● EXERCISE INSTRUCTIONS
Please copy every line of the records below that holds the word "friends".

----- RECORDED DATA

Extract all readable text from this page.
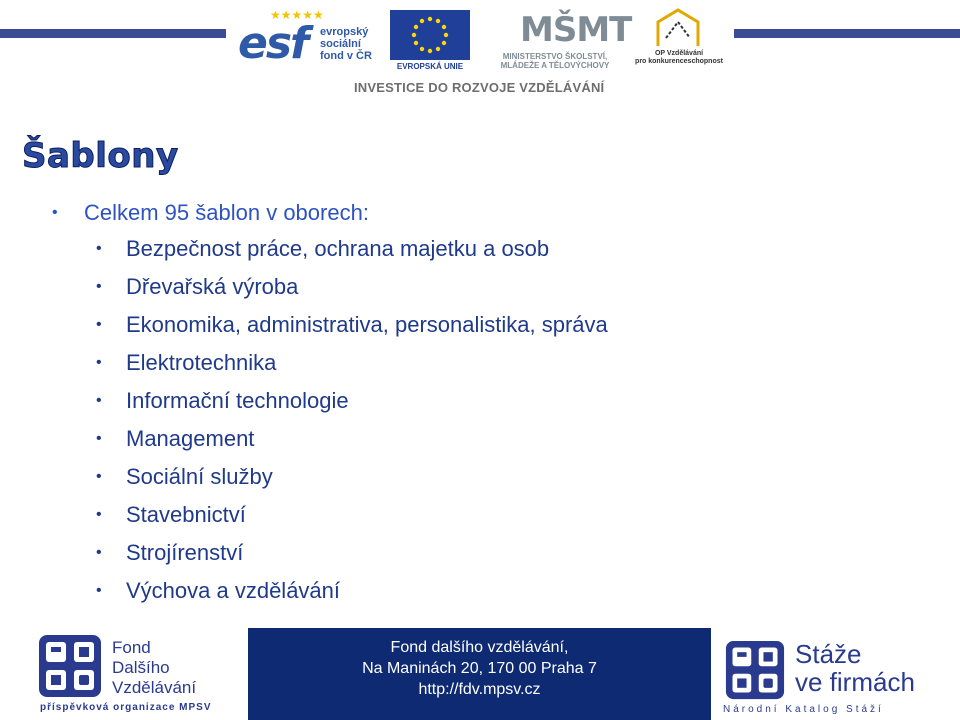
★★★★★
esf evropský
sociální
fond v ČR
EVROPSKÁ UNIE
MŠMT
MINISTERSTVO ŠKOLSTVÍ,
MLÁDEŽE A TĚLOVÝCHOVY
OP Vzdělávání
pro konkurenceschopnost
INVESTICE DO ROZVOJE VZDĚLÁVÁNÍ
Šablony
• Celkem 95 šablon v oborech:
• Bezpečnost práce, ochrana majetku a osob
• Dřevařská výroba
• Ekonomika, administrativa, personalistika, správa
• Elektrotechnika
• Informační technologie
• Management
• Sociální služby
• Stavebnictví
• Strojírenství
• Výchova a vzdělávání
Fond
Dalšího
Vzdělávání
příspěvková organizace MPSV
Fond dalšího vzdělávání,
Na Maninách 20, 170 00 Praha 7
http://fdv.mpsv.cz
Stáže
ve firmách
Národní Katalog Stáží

----------
----- RECORDED DATA

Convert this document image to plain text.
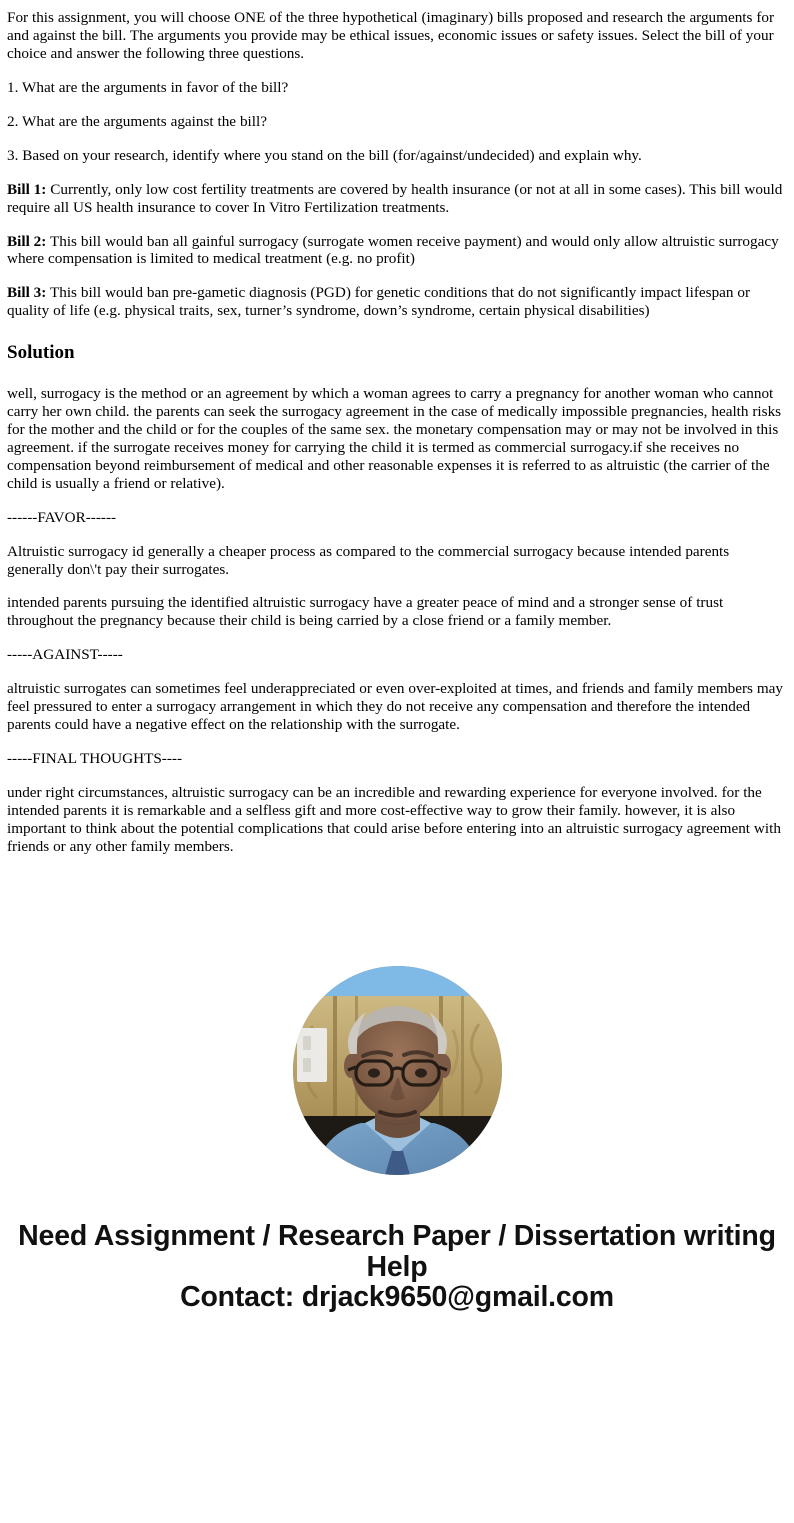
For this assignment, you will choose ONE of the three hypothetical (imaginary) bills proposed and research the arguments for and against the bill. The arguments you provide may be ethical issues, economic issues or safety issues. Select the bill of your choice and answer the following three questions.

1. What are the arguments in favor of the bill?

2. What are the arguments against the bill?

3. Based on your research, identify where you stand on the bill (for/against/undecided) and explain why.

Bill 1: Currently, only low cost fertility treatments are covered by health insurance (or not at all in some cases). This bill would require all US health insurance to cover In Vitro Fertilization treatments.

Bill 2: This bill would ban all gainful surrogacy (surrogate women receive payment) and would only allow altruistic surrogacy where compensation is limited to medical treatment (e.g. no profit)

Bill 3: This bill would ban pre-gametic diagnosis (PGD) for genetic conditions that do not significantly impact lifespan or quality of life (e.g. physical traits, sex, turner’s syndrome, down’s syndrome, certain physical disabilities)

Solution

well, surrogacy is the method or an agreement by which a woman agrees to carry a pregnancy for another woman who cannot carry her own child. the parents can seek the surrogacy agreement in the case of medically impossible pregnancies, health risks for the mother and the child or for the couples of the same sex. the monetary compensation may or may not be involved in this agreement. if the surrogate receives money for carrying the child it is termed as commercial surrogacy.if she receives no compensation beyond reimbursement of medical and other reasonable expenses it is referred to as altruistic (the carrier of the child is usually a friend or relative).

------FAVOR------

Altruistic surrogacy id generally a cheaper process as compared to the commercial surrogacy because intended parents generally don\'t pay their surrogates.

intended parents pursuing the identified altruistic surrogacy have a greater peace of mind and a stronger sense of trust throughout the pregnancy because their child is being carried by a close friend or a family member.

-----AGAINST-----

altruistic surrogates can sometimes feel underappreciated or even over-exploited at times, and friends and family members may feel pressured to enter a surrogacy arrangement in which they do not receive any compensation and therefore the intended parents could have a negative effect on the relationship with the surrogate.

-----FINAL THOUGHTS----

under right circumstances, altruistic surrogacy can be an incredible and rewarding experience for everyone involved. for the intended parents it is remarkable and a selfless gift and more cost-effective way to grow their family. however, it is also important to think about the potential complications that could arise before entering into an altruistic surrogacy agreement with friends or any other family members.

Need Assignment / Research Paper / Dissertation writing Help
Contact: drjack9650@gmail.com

----------

● THE SOLUTION
altruistic surrogates can sometimes feel underappreciated or even over-exploited at times, and friends and family members may feel pressured to enter a surrogacy arrangement in which they do not receive any compensation and therefore the intended parents could have a negative effect on the relationship with the surrogate.
under right circumstances, altruistic surrogacy can be an incredible and rewarding experience for everyone involved. for the intended parents it is remarkable and a selfless gift and more cost-effective way to grow their family. however, it is also important to think about the potential complications that could arise before entering into an altruistic surrogacy agreement with friends or any other family members.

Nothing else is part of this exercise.